_Exercise:_ Transcribe the records below exactly as they appear.

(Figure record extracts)
-- Begin --
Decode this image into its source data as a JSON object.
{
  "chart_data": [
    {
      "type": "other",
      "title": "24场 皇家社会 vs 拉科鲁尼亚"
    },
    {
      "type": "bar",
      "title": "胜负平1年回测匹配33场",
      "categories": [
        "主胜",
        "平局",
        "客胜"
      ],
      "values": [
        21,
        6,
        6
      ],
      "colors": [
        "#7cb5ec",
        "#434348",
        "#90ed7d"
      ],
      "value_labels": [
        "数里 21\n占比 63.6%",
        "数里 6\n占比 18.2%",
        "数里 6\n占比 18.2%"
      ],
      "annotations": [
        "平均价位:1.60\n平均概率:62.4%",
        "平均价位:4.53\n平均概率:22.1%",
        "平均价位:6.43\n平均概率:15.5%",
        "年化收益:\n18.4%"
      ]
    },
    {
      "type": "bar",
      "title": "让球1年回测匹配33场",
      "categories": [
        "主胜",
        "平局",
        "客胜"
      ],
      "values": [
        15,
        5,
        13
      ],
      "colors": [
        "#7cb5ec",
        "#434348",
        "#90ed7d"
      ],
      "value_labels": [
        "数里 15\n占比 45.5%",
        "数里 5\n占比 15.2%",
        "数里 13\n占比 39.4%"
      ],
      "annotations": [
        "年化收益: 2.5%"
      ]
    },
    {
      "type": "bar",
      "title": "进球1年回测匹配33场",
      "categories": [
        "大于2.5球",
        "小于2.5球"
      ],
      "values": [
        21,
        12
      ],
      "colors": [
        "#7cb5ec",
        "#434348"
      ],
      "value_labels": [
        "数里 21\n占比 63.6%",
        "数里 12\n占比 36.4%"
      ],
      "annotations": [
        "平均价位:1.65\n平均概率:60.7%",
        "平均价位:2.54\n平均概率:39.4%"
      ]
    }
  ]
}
-- End --
_Solution:_
Decode this image into its source data as a JSON object.
{
  "chart_data": [
    {
      "type": "other",
      "title": "24场 皇家社会 vs 拉科鲁尼亚"
    },
    {
      "type": "bar",
      "title": "胜负平1年回测匹配33场",
      "categories": [
        "主胜",
        "平局",
        "客胜"
      ],
      "values": [
        21,
        6,
        6
      ],
      "colors": [
        "#7cb5ec",
        "#434348",
        "#90ed7d"
      ],
      "value_labels": [
        "数里 21\n占比 63.6%",
        "数里 6\n占比 18.2%",
        "数里 6\n占比 18.2%"
      ],
      "annotations": [
        "平均价位:1.60\n平均概率:62.4%",
        "平均价位:4.53\n平均概率:22.1%",
        "平均价位:6.43\n平均概率:15.5%",
        "年化收益:\n18.4%"
      ]
    },
    {
      "type": "bar",
      "title": "让球1年回测匹配33场",
      "categories": [
        "主胜",
        "平局",
        "客胜"
      ],
      "values": [
        15,
        5,
        13
      ],
      "colors": [
        "#7cb5ec",
        "#434348",
        "#90ed7d"
      ],
      "value_labels": [
        "数里 15\n占比 45.5%",
        "数里 5\n占比 15.2%",
        "数里 13\n占比 39.4%"
      ],
      "annotations": [
        "年化收益: 2.5%"
      ]
    },
    {
      "type": "bar",
      "title": "进球1年回测匹配33场",
      "categories": [
        "大于2.5球",
        "小于2.5球"
      ],
      "values": [
        21,
        12
      ],
      "colors": [
        "#7cb5ec",
        "#434348"
      ],
      "value_labels": [
        "数里 21\n占比 63.6%",
        "数里 12\n占比 36.4%"
      ],
      "annotations": [
        "平均价位:1.65\n平均概率:60.7%",
        "平均价位:2.54\n平均概率:39.4%"
      ]
    }
  ]
}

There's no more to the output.